TASK INSTRUCTIONS
Count only the lines of the records that hold "Probe", then give the number without any other words.

--- DATA LINES ---

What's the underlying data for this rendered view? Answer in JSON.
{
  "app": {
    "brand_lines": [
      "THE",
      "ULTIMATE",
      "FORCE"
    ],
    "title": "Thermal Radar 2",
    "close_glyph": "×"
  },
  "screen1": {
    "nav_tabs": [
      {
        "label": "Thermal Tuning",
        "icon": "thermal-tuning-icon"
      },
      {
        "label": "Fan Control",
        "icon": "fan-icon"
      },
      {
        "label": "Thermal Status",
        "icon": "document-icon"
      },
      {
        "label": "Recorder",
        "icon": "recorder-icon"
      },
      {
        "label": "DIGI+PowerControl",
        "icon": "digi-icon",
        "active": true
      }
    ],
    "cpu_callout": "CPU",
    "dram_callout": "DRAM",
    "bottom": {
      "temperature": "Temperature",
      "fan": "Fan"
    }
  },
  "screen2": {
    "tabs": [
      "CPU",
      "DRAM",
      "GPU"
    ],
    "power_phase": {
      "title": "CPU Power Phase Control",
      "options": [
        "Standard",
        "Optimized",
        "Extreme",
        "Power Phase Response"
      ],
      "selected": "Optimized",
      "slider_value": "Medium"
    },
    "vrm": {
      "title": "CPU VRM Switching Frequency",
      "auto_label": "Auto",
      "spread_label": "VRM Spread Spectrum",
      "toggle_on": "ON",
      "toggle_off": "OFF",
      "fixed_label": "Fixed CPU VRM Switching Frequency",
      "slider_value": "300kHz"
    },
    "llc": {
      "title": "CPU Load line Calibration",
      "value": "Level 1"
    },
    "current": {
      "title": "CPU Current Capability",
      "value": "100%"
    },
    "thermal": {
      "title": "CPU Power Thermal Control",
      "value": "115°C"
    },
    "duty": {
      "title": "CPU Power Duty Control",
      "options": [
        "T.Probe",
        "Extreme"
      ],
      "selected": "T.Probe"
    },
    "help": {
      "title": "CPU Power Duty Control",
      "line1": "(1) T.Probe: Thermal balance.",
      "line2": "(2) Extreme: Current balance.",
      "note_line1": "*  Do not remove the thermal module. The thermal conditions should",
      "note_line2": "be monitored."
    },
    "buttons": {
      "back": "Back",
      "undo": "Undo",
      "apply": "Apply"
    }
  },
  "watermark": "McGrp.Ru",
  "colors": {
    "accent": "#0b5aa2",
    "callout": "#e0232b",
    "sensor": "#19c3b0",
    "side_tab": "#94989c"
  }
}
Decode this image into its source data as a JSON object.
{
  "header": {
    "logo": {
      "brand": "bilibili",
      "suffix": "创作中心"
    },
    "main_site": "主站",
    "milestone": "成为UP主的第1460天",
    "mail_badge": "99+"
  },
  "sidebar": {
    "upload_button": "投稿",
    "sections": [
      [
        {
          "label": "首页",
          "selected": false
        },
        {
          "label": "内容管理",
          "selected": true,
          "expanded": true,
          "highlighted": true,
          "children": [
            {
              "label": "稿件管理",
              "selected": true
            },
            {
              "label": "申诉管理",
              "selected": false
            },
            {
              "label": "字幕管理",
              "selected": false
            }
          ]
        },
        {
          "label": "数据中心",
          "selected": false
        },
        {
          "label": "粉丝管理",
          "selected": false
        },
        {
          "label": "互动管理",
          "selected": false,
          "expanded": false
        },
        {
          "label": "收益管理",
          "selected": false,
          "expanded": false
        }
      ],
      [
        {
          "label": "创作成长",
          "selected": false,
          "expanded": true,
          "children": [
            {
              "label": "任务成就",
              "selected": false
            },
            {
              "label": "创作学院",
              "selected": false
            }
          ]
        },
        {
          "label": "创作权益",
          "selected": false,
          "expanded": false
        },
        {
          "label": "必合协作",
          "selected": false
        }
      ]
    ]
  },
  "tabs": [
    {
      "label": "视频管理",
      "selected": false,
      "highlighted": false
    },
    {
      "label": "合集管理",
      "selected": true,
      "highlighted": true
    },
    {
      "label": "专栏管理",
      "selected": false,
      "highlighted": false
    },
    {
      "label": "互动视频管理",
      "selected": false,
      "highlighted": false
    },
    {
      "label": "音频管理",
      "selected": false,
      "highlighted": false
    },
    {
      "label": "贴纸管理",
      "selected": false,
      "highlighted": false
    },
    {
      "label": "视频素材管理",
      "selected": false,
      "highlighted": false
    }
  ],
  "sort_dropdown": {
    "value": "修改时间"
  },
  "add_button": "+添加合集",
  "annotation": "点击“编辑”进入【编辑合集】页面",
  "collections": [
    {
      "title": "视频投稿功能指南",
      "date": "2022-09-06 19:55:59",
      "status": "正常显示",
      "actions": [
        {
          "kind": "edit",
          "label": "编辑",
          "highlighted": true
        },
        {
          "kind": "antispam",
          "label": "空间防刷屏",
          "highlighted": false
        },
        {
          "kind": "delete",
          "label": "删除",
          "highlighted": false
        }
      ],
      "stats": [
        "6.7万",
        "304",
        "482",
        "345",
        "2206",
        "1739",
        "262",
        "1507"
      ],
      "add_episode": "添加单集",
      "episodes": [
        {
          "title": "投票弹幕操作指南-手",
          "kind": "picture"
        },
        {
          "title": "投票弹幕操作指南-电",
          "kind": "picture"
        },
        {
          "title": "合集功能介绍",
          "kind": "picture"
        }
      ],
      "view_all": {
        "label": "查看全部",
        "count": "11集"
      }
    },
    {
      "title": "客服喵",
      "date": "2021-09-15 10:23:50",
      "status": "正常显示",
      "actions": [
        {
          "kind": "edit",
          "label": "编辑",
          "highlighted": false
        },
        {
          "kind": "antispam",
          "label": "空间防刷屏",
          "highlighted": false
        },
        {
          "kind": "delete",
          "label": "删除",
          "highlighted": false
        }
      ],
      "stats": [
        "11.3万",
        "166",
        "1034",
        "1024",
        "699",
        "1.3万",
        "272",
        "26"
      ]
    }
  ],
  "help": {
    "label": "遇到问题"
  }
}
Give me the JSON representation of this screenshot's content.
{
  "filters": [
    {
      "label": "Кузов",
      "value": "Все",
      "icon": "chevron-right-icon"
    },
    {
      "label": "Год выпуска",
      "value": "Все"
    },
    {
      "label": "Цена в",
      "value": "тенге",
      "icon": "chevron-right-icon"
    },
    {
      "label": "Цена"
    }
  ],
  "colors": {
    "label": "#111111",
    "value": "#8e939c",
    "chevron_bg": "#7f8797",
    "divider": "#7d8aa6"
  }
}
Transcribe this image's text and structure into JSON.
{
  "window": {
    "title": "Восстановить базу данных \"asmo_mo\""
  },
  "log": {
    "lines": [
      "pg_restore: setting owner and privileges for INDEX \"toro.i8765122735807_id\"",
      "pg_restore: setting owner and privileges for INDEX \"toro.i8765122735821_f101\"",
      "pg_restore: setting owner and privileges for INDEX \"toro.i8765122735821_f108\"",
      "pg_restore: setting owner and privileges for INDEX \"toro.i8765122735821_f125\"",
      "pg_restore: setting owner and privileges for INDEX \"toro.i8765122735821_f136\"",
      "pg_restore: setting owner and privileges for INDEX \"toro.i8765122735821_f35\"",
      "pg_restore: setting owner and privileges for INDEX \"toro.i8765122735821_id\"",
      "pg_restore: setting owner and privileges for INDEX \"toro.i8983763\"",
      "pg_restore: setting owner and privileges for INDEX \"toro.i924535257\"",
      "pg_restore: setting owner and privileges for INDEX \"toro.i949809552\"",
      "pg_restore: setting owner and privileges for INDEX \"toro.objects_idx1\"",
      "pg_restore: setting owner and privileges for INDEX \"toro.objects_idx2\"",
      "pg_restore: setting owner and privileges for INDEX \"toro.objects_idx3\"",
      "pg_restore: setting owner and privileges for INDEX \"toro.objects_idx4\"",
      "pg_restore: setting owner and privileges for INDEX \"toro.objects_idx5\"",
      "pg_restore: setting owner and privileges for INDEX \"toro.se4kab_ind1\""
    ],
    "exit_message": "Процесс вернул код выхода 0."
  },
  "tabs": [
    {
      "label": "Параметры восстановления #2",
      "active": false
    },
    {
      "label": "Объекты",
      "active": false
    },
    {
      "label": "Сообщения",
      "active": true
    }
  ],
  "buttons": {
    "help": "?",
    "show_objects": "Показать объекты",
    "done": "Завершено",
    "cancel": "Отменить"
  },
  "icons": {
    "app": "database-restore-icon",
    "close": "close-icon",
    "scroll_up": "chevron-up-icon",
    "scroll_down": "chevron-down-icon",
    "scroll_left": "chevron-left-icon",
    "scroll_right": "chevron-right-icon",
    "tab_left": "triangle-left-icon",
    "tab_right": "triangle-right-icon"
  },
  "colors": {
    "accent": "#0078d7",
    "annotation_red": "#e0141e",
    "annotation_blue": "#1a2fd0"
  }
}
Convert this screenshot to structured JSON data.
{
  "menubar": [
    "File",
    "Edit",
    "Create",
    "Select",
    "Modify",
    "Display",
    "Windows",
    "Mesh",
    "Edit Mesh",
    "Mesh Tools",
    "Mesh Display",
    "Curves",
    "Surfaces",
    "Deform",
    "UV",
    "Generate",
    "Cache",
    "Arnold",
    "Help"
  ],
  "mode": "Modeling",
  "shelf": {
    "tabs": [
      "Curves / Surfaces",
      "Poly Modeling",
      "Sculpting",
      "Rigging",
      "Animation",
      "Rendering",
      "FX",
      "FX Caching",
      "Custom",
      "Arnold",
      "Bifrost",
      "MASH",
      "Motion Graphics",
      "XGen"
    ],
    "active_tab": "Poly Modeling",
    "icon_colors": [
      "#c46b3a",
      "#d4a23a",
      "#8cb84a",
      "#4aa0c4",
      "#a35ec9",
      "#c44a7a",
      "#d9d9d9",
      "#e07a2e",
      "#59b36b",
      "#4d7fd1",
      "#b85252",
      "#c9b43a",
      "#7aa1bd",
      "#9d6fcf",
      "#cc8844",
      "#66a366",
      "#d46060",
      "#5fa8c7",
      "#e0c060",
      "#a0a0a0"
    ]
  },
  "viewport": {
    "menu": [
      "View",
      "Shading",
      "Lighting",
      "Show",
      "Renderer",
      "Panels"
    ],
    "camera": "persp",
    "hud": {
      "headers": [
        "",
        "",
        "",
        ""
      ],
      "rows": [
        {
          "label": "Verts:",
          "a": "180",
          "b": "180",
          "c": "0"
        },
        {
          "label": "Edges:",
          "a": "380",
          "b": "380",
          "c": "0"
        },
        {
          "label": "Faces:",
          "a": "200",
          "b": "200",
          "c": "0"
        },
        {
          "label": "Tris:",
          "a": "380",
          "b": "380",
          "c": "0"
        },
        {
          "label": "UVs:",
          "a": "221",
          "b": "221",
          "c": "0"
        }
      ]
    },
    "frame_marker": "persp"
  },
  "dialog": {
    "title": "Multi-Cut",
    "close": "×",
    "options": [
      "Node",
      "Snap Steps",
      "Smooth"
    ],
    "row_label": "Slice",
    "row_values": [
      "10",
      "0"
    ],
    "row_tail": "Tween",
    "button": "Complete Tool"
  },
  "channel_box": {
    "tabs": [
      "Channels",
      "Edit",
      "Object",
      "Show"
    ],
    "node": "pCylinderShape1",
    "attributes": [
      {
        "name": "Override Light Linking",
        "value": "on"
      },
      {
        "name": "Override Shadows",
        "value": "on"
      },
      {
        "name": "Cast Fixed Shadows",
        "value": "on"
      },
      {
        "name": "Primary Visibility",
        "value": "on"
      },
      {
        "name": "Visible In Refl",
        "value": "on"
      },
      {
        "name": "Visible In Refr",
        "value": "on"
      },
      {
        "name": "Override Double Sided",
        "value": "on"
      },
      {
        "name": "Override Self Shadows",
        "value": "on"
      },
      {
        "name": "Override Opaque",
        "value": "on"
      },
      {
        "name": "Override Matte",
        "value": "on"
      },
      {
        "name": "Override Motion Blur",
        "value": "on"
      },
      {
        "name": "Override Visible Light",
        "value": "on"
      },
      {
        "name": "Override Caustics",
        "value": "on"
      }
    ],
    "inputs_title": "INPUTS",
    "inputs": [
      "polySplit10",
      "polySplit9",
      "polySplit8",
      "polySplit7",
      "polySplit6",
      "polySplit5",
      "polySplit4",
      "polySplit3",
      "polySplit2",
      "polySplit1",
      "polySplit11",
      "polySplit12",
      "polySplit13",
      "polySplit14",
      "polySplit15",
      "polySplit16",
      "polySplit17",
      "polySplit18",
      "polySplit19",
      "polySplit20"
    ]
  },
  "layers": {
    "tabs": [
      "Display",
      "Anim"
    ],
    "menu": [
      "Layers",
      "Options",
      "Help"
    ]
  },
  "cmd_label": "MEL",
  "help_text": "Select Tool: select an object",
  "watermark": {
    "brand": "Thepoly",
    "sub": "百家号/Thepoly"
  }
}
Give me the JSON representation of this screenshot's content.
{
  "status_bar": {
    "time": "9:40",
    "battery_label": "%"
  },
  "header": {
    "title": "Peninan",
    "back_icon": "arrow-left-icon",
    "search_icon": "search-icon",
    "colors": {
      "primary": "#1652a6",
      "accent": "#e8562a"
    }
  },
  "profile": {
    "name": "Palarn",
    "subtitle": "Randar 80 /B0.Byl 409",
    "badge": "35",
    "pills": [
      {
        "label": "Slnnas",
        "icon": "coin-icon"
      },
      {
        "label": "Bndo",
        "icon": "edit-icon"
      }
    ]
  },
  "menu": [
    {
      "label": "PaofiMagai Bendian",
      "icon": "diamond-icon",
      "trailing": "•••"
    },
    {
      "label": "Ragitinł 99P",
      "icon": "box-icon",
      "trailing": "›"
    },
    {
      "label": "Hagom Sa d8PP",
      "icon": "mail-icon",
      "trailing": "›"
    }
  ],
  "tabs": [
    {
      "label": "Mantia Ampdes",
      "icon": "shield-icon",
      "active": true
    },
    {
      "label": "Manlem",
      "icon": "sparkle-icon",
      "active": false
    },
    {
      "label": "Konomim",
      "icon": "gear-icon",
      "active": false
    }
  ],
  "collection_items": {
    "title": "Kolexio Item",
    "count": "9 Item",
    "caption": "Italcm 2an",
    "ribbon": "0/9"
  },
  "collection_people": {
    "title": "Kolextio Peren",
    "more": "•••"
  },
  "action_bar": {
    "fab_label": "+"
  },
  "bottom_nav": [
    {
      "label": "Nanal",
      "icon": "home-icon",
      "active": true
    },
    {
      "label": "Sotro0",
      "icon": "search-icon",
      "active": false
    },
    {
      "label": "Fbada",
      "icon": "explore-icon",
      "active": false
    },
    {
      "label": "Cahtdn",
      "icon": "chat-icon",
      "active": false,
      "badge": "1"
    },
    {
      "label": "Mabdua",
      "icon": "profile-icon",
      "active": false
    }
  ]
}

---

OUTPUT FOR THIS TASK
3